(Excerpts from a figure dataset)
* * *
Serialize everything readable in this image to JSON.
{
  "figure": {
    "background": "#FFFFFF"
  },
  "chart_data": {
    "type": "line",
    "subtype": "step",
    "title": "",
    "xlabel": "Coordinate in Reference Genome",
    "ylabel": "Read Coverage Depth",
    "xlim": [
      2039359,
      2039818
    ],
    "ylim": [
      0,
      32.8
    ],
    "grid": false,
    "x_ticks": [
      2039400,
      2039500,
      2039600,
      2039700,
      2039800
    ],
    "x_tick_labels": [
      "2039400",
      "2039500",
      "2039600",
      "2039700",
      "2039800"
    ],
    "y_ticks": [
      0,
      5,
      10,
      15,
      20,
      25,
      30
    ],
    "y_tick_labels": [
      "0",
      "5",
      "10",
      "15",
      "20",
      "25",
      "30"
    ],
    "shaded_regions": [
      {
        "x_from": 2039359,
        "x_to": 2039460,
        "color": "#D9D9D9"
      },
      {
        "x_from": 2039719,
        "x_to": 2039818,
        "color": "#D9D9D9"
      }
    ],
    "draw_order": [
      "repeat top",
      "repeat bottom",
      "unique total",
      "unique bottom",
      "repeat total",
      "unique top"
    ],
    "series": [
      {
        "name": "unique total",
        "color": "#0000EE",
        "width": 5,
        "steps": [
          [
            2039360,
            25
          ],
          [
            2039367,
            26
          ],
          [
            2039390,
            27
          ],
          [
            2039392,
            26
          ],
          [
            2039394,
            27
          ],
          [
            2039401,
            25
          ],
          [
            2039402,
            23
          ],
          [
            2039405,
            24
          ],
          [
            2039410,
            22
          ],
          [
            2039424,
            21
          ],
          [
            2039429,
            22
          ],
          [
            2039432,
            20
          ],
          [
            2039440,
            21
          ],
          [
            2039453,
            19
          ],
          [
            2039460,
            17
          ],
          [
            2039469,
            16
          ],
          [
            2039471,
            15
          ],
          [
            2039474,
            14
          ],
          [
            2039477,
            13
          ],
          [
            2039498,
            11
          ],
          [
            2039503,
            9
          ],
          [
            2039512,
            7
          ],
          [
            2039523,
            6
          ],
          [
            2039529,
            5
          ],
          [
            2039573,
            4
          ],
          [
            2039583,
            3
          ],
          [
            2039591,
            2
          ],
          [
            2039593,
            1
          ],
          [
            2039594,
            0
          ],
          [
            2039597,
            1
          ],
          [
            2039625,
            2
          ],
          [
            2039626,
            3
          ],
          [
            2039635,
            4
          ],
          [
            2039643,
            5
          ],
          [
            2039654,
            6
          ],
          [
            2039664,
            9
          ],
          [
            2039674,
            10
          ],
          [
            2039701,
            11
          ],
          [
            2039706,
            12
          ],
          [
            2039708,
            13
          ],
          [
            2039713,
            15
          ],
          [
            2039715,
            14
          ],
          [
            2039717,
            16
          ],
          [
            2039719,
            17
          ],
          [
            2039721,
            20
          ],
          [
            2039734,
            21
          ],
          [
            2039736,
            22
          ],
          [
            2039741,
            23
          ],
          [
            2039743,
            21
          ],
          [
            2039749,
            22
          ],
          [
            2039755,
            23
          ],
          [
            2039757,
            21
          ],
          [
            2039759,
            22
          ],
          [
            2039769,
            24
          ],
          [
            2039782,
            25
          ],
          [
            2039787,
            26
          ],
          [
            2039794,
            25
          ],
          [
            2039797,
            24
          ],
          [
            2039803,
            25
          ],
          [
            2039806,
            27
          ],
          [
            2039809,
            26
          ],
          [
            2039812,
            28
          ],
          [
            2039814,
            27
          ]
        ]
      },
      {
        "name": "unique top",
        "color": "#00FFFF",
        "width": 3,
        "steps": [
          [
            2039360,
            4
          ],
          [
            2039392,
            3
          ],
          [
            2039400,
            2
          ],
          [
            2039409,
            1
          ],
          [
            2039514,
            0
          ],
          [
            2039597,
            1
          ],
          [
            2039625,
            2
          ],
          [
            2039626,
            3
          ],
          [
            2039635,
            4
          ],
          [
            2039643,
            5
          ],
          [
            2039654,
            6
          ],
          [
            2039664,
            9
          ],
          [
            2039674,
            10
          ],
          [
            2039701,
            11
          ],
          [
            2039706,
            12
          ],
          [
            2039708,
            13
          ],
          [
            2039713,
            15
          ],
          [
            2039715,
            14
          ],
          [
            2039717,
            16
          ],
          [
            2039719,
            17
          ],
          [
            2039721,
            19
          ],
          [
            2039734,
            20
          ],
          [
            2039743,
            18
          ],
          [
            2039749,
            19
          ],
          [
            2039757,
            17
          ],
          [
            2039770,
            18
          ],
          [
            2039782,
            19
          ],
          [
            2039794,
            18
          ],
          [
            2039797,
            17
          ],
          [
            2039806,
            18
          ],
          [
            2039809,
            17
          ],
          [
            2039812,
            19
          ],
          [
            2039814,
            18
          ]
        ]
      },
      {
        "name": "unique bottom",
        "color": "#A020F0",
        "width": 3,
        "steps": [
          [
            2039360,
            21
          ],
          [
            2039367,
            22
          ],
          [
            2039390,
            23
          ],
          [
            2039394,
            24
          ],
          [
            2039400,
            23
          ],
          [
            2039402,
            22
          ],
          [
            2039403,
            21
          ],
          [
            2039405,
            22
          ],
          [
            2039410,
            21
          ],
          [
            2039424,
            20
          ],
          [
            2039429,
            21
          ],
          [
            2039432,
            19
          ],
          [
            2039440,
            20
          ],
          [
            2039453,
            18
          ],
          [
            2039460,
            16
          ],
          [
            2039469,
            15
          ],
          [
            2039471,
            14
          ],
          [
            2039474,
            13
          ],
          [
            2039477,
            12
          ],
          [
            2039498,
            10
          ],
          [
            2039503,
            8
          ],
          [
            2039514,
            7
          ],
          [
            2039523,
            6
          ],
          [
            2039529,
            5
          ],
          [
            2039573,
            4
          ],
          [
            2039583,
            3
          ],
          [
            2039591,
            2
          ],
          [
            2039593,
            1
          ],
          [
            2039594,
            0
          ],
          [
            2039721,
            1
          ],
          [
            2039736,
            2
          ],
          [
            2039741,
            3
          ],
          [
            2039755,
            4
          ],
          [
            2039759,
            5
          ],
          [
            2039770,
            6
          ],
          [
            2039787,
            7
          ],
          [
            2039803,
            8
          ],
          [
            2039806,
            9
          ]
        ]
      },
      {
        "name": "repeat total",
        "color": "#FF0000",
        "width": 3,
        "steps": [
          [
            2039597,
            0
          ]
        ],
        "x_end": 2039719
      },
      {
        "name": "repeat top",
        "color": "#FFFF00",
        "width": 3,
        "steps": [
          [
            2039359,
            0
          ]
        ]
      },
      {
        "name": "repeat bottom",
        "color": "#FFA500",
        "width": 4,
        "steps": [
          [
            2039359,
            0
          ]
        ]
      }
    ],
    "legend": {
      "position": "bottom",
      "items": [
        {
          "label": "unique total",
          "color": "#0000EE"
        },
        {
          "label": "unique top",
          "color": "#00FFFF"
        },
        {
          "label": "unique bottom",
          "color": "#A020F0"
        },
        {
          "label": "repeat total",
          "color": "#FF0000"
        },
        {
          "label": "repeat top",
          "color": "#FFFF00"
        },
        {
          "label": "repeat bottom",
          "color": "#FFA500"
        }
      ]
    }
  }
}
* * *
▶ **The task**
Set down the entries above once more, verbatim.

▶ **Answer below**
Serialize everything readable in this image to JSON.
{
  "figure": {
    "background": "#FFFFFF"
  },
  "chart_data": {
    "type": "line",
    "subtype": "step",
    "title": "",
    "xlabel": "Coordinate in Reference Genome",
    "ylabel": "Read Coverage Depth",
    "xlim": [
      2039359,
      2039818
    ],
    "ylim": [
      0,
      32.8
    ],
    "grid": false,
    "x_ticks": [
      2039400,
      2039500,
      2039600,
      2039700,
      2039800
    ],
    "x_tick_labels": [
      "2039400",
      "2039500",
      "2039600",
      "2039700",
      "2039800"
    ],
    "y_ticks": [
      0,
      5,
      10,
      15,
      20,
      25,
      30
    ],
    "y_tick_labels": [
      "0",
      "5",
      "10",
      "15",
      "20",
      "25",
      "30"
    ],
    "shaded_regions": [
      {
        "x_from": 2039359,
        "x_to": 2039460,
        "color": "#D9D9D9"
      },
      {
        "x_from": 2039719,
        "x_to": 2039818,
        "color": "#D9D9D9"
      }
    ],
    "draw_order": [
      "repeat top",
      "repeat bottom",
      "unique total",
      "unique bottom",
      "repeat total",
      "unique top"
    ],
    "series": [
      {
        "name": "unique total",
        "color": "#0000EE",
        "width": 5,
        "steps": [
          [
            2039360,
            25
          ],
          [
            2039367,
            26
          ],
          [
            2039390,
            27
          ],
          [
            2039392,
            26
          ],
          [
            2039394,
            27
          ],
          [
            2039401,
            25
          ],
          [
            2039402,
            23
          ],
          [
            2039405,
            24
          ],
          [
            2039410,
            22
          ],
          [
            2039424,
            21
          ],
          [
            2039429,
            22
          ],
          [
            2039432,
            20
          ],
          [
            2039440,
            21
          ],
          [
            2039453,
            19
          ],
          [
            2039460,
            17
          ],
          [
            2039469,
            16
          ],
          [
            2039471,
            15
          ],
          [
            2039474,
            14
          ],
          [
            2039477,
            13
          ],
          [
            2039498,
            11
          ],
          [
            2039503,
            9
          ],
          [
            2039512,
            7
          ],
          [
            2039523,
            6
          ],
          [
            2039529,
            5
          ],
          [
            2039573,
            4
          ],
          [
            2039583,
            3
          ],
          [
            2039591,
            2
          ],
          [
            2039593,
            1
          ],
          [
            2039594,
            0
          ],
          [
            2039597,
            1
          ],
          [
            2039625,
            2
          ],
          [
            2039626,
            3
          ],
          [
            2039635,
            4
          ],
          [
            2039643,
            5
          ],
          [
            2039654,
            6
          ],
          [
            2039664,
            9
          ],
          [
            2039674,
            10
          ],
          [
            2039701,
            11
          ],
          [
            2039706,
            12
          ],
          [
            2039708,
            13
          ],
          [
            2039713,
            15
          ],
          [
            2039715,
            14
          ],
          [
            2039717,
            16
          ],
          [
            2039719,
            17
          ],
          [
            2039721,
            20
          ],
          [
            2039734,
            21
          ],
          [
            2039736,
            22
          ],
          [
            2039741,
            23
          ],
          [
            2039743,
            21
          ],
          [
            2039749,
            22
          ],
          [
            2039755,
            23
          ],
          [
            2039757,
            21
          ],
          [
            2039759,
            22
          ],
          [
            2039769,
            24
          ],
          [
            2039782,
            25
          ],
          [
            2039787,
            26
          ],
          [
            2039794,
            25
          ],
          [
            2039797,
            24
          ],
          [
            2039803,
            25
          ],
          [
            2039806,
            27
          ],
          [
            2039809,
            26
          ],
          [
            2039812,
            28
          ],
          [
            2039814,
            27
          ]
        ]
      },
      {
        "name": "unique top",
        "color": "#00FFFF",
        "width": 3,
        "steps": [
          [
            2039360,
            4
          ],
          [
            2039392,
            3
          ],
          [
            2039400,
            2
          ],
          [
            2039409,
            1
          ],
          [
            2039514,
            0
          ],
          [
            2039597,
            1
          ],
          [
            2039625,
            2
          ],
          [
            2039626,
            3
          ],
          [
            2039635,
            4
          ],
          [
            2039643,
            5
          ],
          [
            2039654,
            6
          ],
          [
            2039664,
            9
          ],
          [
            2039674,
            10
          ],
          [
            2039701,
            11
          ],
          [
            2039706,
            12
          ],
          [
            2039708,
            13
          ],
          [
            2039713,
            15
          ],
          [
            2039715,
            14
          ],
          [
            2039717,
            16
          ],
          [
            2039719,
            17
          ],
          [
            2039721,
            19
          ],
          [
            2039734,
            20
          ],
          [
            2039743,
            18
          ],
          [
            2039749,
            19
          ],
          [
            2039757,
            17
          ],
          [
            2039770,
            18
          ],
          [
            2039782,
            19
          ],
          [
            2039794,
            18
          ],
          [
            2039797,
            17
          ],
          [
            2039806,
            18
          ],
          [
            2039809,
            17
          ],
          [
            2039812,
            19
          ],
          [
            2039814,
            18
          ]
        ]
      },
      {
        "name": "unique bottom",
        "color": "#A020F0",
        "width": 3,
        "steps": [
          [
            2039360,
            21
          ],
          [
            2039367,
            22
          ],
          [
            2039390,
            23
          ],
          [
            2039394,
            24
          ],
          [
            2039400,
            23
          ],
          [
            2039402,
            22
          ],
          [
            2039403,
            21
          ],
          [
            2039405,
            22
          ],
          [
            2039410,
            21
          ],
          [
            2039424,
            20
          ],
          [
            2039429,
            21
          ],
          [
            2039432,
            19
          ],
          [
            2039440,
            20
          ],
          [
            2039453,
            18
          ],
          [
            2039460,
            16
          ],
          [
            2039469,
            15
          ],
          [
            2039471,
            14
          ],
          [
            2039474,
            13
          ],
          [
            2039477,
            12
          ],
          [
            2039498,
            10
          ],
          [
            2039503,
            8
          ],
          [
            2039514,
            7
          ],
          [
            2039523,
            6
          ],
          [
            2039529,
            5
          ],
          [
            2039573,
            4
          ],
          [
            2039583,
            3
          ],
          [
            2039591,
            2
          ],
          [
            2039593,
            1
          ],
          [
            2039594,
            0
          ],
          [
            2039721,
            1
          ],
          [
            2039736,
            2
          ],
          [
            2039741,
            3
          ],
          [
            2039755,
            4
          ],
          [
            2039759,
            5
          ],
          [
            2039770,
            6
          ],
          [
            2039787,
            7
          ],
          [
            2039803,
            8
          ],
          [
            2039806,
            9
          ]
        ]
      },
      {
        "name": "repeat total",
        "color": "#FF0000",
        "width": 3,
        "steps": [
          [
            2039597,
            0
          ]
        ],
        "x_end": 2039719
      },
      {
        "name": "repeat top",
        "color": "#FFFF00",
        "width": 3,
        "steps": [
          [
            2039359,
            0
          ]
        ]
      },
      {
        "name": "repeat bottom",
        "color": "#FFA500",
        "width": 4,
        "steps": [
          [
            2039359,
            0
          ]
        ]
      }
    ],
    "legend": {
      "position": "bottom",
      "items": [
        {
          "label": "unique total",
          "color": "#0000EE"
        },
        {
          "label": "unique top",
          "color": "#00FFFF"
        },
        {
          "label": "unique bottom",
          "color": "#A020F0"
        },
        {
          "label": "repeat total",
          "color": "#FF0000"
        },
        {
          "label": "repeat top",
          "color": "#FFFF00"
        },
        {
          "label": "repeat bottom",
          "color": "#FFA500"
        }
      ]
    }
  }
}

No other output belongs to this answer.